Brief. Write the records out again, keeping each line exactly as it is.

+-------+

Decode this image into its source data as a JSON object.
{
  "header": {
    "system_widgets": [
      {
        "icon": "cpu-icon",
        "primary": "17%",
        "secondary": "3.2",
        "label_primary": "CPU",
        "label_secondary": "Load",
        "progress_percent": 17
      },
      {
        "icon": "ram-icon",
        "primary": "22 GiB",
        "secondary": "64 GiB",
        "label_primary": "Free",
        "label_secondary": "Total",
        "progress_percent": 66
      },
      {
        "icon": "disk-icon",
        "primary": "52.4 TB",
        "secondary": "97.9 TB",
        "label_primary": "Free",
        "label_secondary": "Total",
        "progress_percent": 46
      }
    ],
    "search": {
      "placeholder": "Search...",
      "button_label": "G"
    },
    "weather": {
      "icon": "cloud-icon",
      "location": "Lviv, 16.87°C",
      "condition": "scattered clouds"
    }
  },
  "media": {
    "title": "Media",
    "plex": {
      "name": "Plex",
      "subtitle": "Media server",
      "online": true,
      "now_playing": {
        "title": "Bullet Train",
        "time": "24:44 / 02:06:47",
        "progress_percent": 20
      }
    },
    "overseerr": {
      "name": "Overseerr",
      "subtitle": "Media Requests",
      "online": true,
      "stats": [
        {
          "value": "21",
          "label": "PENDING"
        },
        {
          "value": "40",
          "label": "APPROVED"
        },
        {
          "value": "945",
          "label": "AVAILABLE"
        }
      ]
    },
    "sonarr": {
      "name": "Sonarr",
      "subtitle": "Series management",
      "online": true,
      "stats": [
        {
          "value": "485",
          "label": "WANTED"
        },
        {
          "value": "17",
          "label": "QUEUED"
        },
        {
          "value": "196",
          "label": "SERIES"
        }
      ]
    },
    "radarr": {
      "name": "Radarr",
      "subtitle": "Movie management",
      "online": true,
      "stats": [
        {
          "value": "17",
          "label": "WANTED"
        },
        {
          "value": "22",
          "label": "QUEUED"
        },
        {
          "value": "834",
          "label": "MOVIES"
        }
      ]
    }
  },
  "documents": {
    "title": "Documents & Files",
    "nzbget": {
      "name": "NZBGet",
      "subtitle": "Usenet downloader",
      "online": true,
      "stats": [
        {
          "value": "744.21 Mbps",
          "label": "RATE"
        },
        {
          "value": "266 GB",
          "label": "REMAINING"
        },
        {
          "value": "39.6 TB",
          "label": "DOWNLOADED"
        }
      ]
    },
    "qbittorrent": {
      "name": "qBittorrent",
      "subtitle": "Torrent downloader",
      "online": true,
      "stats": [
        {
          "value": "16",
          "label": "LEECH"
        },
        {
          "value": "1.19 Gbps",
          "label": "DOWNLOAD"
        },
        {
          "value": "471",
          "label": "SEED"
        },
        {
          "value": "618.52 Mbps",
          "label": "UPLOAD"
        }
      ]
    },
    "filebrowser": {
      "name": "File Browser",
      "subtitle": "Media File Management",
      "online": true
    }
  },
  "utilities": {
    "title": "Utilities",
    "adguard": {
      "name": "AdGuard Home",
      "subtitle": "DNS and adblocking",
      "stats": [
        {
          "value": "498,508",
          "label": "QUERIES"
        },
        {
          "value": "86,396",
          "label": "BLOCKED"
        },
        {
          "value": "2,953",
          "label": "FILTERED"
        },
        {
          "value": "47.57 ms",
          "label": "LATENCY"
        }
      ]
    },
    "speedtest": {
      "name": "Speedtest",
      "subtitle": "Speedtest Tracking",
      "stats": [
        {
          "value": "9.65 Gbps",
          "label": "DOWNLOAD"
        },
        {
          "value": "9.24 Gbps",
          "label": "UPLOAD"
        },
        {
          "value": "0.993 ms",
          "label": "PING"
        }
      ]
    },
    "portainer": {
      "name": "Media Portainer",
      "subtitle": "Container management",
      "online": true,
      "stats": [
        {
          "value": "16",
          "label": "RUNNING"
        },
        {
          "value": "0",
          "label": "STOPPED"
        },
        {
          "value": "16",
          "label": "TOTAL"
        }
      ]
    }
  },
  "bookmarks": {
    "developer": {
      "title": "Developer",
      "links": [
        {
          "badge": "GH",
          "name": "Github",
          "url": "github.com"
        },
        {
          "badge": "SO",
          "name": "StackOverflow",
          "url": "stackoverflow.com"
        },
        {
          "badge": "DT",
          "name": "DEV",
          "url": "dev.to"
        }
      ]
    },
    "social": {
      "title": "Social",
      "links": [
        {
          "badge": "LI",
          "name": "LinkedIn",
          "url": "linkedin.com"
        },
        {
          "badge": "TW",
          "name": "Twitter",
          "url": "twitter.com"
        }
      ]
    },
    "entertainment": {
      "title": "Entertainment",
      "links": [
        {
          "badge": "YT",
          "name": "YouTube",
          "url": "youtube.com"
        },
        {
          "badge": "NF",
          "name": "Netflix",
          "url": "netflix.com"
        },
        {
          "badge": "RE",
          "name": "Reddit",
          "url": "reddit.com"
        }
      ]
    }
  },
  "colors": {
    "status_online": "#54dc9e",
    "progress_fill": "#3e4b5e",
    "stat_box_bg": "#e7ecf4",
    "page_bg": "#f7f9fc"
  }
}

+-------+

Answer to the task.
Decode this image into its source data as a JSON object.
{
  "header": {
    "system_widgets": [
      {
        "icon": "cpu-icon",
        "primary": "17%",
        "secondary": "3.2",
        "label_primary": "CPU",
        "label_secondary": "Load",
        "progress_percent": 17
      },
      {
        "icon": "ram-icon",
        "primary": "22 GiB",
        "secondary": "64 GiB",
        "label_primary": "Free",
        "label_secondary": "Total",
        "progress_percent": 66
      },
      {
        "icon": "disk-icon",
        "primary": "52.4 TB",
        "secondary": "97.9 TB",
        "label_primary": "Free",
        "label_secondary": "Total",
        "progress_percent": 46
      }
    ],
    "search": {
      "placeholder": "Search...",
      "button_label": "G"
    },
    "weather": {
      "icon": "cloud-icon",
      "location": "Lviv, 16.87°C",
      "condition": "scattered clouds"
    }
  },
  "media": {
    "title": "Media",
    "plex": {
      "name": "Plex",
      "subtitle": "Media server",
      "online": true,
      "now_playing": {
        "title": "Bullet Train",
        "time": "24:44 / 02:06:47",
        "progress_percent": 20
      }
    },
    "overseerr": {
      "name": "Overseerr",
      "subtitle": "Media Requests",
      "online": true,
      "stats": [
        {
          "value": "21",
          "label": "PENDING"
        },
        {
          "value": "40",
          "label": "APPROVED"
        },
        {
          "value": "945",
          "label": "AVAILABLE"
        }
      ]
    },
    "sonarr": {
      "name": "Sonarr",
      "subtitle": "Series management",
      "online": true,
      "stats": [
        {
          "value": "485",
          "label": "WANTED"
        },
        {
          "value": "17",
          "label": "QUEUED"
        },
        {
          "value": "196",
          "label": "SERIES"
        }
      ]
    },
    "radarr": {
      "name": "Radarr",
      "subtitle": "Movie management",
      "online": true,
      "stats": [
        {
          "value": "17",
          "label": "WANTED"
        },
        {
          "value": "22",
          "label": "QUEUED"
        },
        {
          "value": "834",
          "label": "MOVIES"
        }
      ]
    }
  },
  "documents": {
    "title": "Documents & Files",
    "nzbget": {
      "name": "NZBGet",
      "subtitle": "Usenet downloader",
      "online": true,
      "stats": [
        {
          "value": "744.21 Mbps",
          "label": "RATE"
        },
        {
          "value": "266 GB",
          "label": "REMAINING"
        },
        {
          "value": "39.6 TB",
          "label": "DOWNLOADED"
        }
      ]
    },
    "qbittorrent": {
      "name": "qBittorrent",
      "subtitle": "Torrent downloader",
      "online": true,
      "stats": [
        {
          "value": "16",
          "label": "LEECH"
        },
        {
          "value": "1.19 Gbps",
          "label": "DOWNLOAD"
        },
        {
          "value": "471",
          "label": "SEED"
        },
        {
          "value": "618.52 Mbps",
          "label": "UPLOAD"
        }
      ]
    },
    "filebrowser": {
      "name": "File Browser",
      "subtitle": "Media File Management",
      "online": true
    }
  },
  "utilities": {
    "title": "Utilities",
    "adguard": {
      "name": "AdGuard Home",
      "subtitle": "DNS and adblocking",
      "stats": [
        {
          "value": "498,508",
          "label": "QUERIES"
        },
        {
          "value": "86,396",
          "label": "BLOCKED"
        },
        {
          "value": "2,953",
          "label": "FILTERED"
        },
        {
          "value": "47.57 ms",
          "label": "LATENCY"
        }
      ]
    },
    "speedtest": {
      "name": "Speedtest",
      "subtitle": "Speedtest Tracking",
      "stats": [
        {
          "value": "9.65 Gbps",
          "label": "DOWNLOAD"
        },
        {
          "value": "9.24 Gbps",
          "label": "UPLOAD"
        },
        {
          "value": "0.993 ms",
          "label": "PING"
        }
      ]
    },
    "portainer": {
      "name": "Media Portainer",
      "subtitle": "Container management",
      "online": true,
      "stats": [
        {
          "value": "16",
          "label": "RUNNING"
        },
        {
          "value": "0",
          "label": "STOPPED"
        },
        {
          "value": "16",
          "label": "TOTAL"
        }
      ]
    }
  },
  "bookmarks": {
    "developer": {
      "title": "Developer",
      "links": [
        {
          "badge": "GH",
          "name": "Github",
          "url": "github.com"
        },
        {
          "badge": "SO",
          "name": "StackOverflow",
          "url": "stackoverflow.com"
        },
        {
          "badge": "DT",
          "name": "DEV",
          "url": "dev.to"
        }
      ]
    },
    "social": {
      "title": "Social",
      "links": [
        {
          "badge": "LI",
          "name": "LinkedIn",
          "url": "linkedin.com"
        },
        {
          "badge": "TW",
          "name": "Twitter",
          "url": "twitter.com"
        }
      ]
    },
    "entertainment": {
      "title": "Entertainment",
      "links": [
        {
          "badge": "YT",
          "name": "YouTube",
          "url": "youtube.com"
        },
        {
          "badge": "NF",
          "name": "Netflix",
          "url": "netflix.com"
        },
        {
          "badge": "RE",
          "name": "Reddit",
          "url": "reddit.com"
        }
      ]
    }
  },
  "colors": {
    "status_online": "#54dc9e",
    "progress_fill": "#3e4b5e",
    "stat_box_bg": "#e7ecf4",
    "page_bg": "#f7f9fc"
  }
}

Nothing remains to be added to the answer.